**Task requirements**
Wherever a line below holds the word "REPAIRS", copy that line.

- - - - -

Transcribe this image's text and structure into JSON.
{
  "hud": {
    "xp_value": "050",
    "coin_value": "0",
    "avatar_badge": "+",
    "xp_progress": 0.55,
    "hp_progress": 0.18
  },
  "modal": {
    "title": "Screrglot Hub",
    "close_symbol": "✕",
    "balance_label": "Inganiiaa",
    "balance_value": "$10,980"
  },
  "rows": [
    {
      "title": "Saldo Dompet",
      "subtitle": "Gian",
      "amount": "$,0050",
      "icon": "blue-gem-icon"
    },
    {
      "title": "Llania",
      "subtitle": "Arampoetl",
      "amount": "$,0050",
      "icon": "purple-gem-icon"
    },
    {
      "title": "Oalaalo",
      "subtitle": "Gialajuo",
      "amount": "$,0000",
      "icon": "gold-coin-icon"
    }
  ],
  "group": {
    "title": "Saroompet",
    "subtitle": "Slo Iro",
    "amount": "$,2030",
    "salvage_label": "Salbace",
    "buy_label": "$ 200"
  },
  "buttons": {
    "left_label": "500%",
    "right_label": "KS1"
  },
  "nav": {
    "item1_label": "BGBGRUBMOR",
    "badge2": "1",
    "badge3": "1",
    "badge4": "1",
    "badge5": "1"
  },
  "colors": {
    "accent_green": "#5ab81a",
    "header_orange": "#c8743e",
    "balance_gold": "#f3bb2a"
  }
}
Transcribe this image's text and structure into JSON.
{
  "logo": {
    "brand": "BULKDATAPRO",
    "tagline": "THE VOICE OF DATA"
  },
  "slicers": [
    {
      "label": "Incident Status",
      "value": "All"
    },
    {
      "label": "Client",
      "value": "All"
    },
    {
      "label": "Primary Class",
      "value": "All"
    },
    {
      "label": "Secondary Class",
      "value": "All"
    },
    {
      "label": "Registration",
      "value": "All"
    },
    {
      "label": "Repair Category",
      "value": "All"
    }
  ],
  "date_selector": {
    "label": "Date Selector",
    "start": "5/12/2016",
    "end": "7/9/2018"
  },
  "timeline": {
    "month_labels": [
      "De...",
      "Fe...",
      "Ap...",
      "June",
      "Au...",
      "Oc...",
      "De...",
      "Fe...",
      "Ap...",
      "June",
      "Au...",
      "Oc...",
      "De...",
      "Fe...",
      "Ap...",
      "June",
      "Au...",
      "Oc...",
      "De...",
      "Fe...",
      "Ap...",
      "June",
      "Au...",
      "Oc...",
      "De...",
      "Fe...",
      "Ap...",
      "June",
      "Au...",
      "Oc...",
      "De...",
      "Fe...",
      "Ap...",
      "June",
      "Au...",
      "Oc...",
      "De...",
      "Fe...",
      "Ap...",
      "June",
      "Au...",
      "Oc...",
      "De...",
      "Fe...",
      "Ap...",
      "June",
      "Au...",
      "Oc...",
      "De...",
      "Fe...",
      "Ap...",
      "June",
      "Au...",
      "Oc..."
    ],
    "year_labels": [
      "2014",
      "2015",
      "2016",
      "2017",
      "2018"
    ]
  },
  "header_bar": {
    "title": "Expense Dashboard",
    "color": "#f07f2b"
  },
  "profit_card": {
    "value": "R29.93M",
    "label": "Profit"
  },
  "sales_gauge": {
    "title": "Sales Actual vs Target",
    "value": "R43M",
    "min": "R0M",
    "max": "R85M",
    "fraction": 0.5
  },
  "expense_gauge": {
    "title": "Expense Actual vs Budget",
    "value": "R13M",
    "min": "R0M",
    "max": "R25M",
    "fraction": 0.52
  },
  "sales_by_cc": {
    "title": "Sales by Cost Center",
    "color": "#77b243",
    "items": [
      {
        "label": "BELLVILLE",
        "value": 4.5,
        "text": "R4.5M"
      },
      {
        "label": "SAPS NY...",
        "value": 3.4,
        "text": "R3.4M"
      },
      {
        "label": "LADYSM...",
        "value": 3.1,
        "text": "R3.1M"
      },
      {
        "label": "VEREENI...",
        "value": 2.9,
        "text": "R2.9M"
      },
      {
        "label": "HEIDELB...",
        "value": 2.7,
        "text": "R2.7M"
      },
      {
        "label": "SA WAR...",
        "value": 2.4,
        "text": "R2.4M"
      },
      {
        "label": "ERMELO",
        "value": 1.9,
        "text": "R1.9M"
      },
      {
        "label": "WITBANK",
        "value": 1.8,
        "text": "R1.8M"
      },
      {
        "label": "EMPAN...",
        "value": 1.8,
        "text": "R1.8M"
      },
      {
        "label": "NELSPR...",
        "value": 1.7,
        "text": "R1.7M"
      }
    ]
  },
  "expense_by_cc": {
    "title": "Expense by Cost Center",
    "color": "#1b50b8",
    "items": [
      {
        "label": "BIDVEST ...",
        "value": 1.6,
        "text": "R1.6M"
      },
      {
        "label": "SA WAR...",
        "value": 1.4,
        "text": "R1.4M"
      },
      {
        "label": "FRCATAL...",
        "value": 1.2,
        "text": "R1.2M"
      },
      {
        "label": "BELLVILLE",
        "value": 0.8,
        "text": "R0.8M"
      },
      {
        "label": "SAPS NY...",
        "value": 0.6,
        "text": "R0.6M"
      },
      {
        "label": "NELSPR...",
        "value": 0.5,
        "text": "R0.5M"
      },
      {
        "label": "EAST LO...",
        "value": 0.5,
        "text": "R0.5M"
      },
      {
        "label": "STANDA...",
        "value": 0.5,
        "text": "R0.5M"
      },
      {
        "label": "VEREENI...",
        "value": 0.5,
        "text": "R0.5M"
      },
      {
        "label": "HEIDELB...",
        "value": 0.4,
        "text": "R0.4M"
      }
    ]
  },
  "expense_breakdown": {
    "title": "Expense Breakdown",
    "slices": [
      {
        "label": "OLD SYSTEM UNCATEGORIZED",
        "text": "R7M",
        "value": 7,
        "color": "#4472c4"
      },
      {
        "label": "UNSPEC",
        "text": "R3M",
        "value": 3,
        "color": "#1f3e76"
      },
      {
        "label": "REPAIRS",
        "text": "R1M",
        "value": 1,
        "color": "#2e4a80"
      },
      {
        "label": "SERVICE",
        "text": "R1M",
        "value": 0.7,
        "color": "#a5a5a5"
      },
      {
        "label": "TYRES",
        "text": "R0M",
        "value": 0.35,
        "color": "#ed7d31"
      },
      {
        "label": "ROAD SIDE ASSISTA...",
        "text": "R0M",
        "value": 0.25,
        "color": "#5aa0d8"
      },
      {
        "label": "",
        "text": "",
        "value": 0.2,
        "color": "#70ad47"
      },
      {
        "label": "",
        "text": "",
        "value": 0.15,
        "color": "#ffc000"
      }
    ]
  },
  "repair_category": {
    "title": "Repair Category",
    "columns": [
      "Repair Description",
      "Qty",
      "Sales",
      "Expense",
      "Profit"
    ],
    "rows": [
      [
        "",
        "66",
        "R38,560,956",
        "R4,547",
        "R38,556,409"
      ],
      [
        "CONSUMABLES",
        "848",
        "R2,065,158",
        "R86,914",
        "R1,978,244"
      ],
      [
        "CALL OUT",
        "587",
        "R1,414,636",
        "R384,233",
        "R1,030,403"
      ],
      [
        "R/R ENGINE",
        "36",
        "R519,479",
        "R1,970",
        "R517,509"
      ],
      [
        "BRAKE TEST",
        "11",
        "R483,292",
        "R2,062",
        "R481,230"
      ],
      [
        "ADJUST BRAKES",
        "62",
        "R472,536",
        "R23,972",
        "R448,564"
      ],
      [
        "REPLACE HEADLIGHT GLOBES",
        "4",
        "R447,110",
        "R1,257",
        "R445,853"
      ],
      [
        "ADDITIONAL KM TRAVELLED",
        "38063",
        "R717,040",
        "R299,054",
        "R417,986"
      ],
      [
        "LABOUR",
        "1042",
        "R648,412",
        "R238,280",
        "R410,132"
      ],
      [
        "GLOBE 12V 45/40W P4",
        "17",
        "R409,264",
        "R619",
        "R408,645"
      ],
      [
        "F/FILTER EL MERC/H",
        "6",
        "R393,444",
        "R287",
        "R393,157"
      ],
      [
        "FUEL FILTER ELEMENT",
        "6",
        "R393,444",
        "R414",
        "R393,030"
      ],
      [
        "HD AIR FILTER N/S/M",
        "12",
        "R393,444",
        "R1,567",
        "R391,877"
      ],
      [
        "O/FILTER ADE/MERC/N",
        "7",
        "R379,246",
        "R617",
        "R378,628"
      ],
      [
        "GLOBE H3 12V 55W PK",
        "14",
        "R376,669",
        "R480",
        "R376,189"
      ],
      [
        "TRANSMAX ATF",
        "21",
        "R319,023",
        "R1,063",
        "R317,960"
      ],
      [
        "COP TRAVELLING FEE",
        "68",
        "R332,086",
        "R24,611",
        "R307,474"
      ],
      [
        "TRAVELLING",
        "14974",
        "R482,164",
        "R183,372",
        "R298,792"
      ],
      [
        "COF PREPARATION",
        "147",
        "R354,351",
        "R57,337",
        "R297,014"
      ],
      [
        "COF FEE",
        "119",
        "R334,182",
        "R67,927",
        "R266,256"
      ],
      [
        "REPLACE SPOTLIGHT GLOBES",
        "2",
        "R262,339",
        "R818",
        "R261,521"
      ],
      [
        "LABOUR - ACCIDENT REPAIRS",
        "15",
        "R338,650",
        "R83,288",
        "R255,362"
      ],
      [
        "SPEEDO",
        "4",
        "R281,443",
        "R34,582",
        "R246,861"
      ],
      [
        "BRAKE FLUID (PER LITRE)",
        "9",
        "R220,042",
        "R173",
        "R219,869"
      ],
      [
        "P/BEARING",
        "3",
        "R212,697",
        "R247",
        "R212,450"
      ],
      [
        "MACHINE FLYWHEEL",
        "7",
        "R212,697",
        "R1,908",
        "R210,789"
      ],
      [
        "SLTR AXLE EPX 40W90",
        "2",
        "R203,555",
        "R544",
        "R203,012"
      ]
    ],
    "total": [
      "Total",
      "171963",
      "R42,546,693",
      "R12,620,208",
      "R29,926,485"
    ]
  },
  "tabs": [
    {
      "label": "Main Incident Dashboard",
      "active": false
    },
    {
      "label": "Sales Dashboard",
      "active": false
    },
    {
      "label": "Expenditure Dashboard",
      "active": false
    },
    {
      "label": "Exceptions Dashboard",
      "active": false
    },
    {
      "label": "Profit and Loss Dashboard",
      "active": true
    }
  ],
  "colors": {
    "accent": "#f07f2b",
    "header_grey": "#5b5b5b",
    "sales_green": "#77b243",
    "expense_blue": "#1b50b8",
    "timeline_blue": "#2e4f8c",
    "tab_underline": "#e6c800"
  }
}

- - - - -

**Result**
        "label": "REPAIRS",
        "LABOUR - ACCIDENT REPAIRS",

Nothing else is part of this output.